**** Source document ****
She made the point that many growth curves (in technology) look continuous rather than stair step-like, which suggests they are due to progress on unintelligible systems (an accumulation of many small hacks). It might also be that systems have an intelligibility spectrum: modules on different levels are differently difficult, and while there might be smooth progress on one level other levels might be resistant (for example, neurons are easier to figure out than cortical microcircuits). This again has bearing on the WBE problem: at what level does intelligibility, the ability to get the necessary data and having enough computer power intersect first? Depending on where, the result might be very different (Joscha Bach and me had a big discussion on whether 'generic brains'/brain-based AI (Joscha's view) or individual brains (my view) would be the first outcome of WBE, with professor Günther Palm arguing for brain-inspired AI).

Joscha Bach argued that there were four preconditions for reaching an AI singularity:


  1. Perceptual/cognitive access. The AIs need be able to sense and represent the environment, universal representations and general enough intelligence.
**** Data shown ****
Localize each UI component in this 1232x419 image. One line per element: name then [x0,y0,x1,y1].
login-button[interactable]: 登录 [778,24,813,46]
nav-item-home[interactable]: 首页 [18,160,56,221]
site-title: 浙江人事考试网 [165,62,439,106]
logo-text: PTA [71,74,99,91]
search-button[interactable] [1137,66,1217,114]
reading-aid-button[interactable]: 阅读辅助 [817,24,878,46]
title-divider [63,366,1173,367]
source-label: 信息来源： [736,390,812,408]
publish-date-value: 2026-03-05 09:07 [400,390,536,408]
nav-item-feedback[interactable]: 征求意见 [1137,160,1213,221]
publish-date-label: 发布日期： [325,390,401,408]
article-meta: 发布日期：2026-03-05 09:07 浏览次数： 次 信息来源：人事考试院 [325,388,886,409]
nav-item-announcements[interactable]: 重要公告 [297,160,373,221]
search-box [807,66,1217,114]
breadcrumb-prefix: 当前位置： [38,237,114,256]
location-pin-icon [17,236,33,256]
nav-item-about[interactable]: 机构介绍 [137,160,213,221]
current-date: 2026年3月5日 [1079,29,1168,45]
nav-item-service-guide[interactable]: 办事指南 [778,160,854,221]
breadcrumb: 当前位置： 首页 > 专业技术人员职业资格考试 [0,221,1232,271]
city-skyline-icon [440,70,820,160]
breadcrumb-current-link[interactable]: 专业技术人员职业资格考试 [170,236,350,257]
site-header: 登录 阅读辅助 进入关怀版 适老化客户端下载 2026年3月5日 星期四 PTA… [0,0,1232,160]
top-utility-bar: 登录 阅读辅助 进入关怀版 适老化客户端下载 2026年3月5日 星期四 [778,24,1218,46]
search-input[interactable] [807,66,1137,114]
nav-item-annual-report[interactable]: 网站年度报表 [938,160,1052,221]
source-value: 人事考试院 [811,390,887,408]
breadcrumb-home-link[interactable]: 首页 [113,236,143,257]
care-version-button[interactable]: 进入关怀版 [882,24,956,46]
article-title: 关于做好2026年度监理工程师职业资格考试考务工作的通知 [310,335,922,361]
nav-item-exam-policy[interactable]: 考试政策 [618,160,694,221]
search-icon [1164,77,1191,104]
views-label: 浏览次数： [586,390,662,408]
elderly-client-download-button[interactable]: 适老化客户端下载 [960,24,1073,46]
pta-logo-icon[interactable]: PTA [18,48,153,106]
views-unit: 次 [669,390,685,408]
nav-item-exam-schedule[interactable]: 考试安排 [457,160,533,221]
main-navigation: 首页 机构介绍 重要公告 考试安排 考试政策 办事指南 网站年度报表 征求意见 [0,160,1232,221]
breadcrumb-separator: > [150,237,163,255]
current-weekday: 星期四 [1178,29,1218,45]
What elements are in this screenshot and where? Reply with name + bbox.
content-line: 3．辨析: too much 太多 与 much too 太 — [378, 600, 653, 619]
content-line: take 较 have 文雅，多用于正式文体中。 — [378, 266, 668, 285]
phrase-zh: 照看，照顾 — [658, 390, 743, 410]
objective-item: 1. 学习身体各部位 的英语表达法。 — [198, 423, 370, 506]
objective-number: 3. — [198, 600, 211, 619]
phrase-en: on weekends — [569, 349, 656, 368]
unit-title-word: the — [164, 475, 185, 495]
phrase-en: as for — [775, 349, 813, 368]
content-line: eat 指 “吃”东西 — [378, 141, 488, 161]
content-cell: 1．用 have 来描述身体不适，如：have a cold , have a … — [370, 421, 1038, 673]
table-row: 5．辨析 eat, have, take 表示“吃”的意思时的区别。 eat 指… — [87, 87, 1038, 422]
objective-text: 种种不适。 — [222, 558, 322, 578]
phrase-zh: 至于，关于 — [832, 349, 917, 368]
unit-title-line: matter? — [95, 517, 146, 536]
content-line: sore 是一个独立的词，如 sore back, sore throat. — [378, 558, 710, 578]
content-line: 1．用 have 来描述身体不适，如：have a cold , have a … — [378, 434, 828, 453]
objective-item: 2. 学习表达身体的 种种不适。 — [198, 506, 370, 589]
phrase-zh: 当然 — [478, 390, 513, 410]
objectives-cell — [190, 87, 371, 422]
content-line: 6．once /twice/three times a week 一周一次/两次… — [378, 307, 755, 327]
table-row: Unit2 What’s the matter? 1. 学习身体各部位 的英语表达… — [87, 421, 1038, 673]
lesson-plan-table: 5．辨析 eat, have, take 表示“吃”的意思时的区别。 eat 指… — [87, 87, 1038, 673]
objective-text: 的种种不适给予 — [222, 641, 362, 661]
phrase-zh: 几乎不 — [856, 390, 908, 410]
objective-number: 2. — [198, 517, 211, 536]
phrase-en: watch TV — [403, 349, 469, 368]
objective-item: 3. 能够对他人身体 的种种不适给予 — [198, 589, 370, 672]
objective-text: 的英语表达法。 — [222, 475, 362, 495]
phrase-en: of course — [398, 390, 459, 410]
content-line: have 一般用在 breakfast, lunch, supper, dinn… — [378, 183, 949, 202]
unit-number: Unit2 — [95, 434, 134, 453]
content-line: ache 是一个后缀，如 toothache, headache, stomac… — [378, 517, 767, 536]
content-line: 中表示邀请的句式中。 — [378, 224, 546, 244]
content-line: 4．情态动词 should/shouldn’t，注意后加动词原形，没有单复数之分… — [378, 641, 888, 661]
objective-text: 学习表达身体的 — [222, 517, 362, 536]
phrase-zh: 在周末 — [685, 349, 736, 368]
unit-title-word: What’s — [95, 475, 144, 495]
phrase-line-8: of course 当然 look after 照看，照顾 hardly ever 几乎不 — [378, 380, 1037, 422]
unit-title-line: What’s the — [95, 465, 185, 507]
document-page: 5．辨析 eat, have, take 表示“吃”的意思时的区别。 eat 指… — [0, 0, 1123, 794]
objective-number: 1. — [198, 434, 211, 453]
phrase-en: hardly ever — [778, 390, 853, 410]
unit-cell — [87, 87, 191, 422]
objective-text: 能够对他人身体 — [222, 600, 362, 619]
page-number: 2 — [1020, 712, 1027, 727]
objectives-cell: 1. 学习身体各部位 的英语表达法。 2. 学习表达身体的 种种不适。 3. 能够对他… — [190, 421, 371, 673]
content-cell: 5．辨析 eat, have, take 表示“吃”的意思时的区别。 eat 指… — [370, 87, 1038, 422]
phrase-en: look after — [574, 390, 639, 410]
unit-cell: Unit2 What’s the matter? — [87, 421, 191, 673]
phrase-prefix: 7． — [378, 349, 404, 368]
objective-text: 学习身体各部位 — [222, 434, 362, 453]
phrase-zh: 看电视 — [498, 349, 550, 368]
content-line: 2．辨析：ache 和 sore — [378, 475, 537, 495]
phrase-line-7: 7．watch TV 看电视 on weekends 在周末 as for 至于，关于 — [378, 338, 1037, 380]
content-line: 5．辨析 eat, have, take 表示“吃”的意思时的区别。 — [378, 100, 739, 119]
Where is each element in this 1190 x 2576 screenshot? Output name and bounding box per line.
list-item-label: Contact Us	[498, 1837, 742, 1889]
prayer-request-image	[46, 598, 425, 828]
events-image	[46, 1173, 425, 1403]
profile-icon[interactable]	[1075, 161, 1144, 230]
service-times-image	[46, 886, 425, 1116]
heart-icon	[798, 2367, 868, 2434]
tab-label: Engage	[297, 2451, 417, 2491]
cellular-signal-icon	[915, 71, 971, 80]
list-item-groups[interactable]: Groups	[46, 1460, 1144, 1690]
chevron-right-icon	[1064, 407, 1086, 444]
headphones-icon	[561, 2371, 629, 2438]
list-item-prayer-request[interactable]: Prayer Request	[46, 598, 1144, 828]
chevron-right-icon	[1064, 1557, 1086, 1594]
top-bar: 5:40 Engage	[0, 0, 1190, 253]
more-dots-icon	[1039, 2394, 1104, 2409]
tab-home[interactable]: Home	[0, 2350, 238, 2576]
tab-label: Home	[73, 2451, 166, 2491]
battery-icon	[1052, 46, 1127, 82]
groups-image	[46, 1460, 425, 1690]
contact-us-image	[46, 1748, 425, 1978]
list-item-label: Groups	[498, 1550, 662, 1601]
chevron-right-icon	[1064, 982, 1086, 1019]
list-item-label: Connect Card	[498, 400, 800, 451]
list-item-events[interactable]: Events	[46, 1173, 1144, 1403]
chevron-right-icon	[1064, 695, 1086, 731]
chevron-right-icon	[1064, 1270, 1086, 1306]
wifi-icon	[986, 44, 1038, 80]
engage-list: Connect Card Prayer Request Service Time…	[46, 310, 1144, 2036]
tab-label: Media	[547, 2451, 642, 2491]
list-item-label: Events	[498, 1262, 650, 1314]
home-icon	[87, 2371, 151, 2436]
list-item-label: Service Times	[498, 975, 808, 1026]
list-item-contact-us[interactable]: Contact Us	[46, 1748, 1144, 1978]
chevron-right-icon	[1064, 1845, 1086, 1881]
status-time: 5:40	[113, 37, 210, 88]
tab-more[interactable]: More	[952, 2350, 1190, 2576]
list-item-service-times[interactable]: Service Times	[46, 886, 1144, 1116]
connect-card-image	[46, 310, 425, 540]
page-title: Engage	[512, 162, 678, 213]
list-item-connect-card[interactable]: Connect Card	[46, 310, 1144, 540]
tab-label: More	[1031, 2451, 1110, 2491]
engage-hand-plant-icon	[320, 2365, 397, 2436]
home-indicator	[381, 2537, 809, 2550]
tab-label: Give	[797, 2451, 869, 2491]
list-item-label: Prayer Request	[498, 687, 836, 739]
****
• **The task**: In the text on brain emulation and AI, why does the continuous shape of many technology growth curves point to progress on unintelligible systems? Answer in one to three sentences.

• **Result below**: The curves look continuous rather than stair-step-like. That suggests the progress comes from an accumulation of many small hacks, which is progress on unintelligible systems.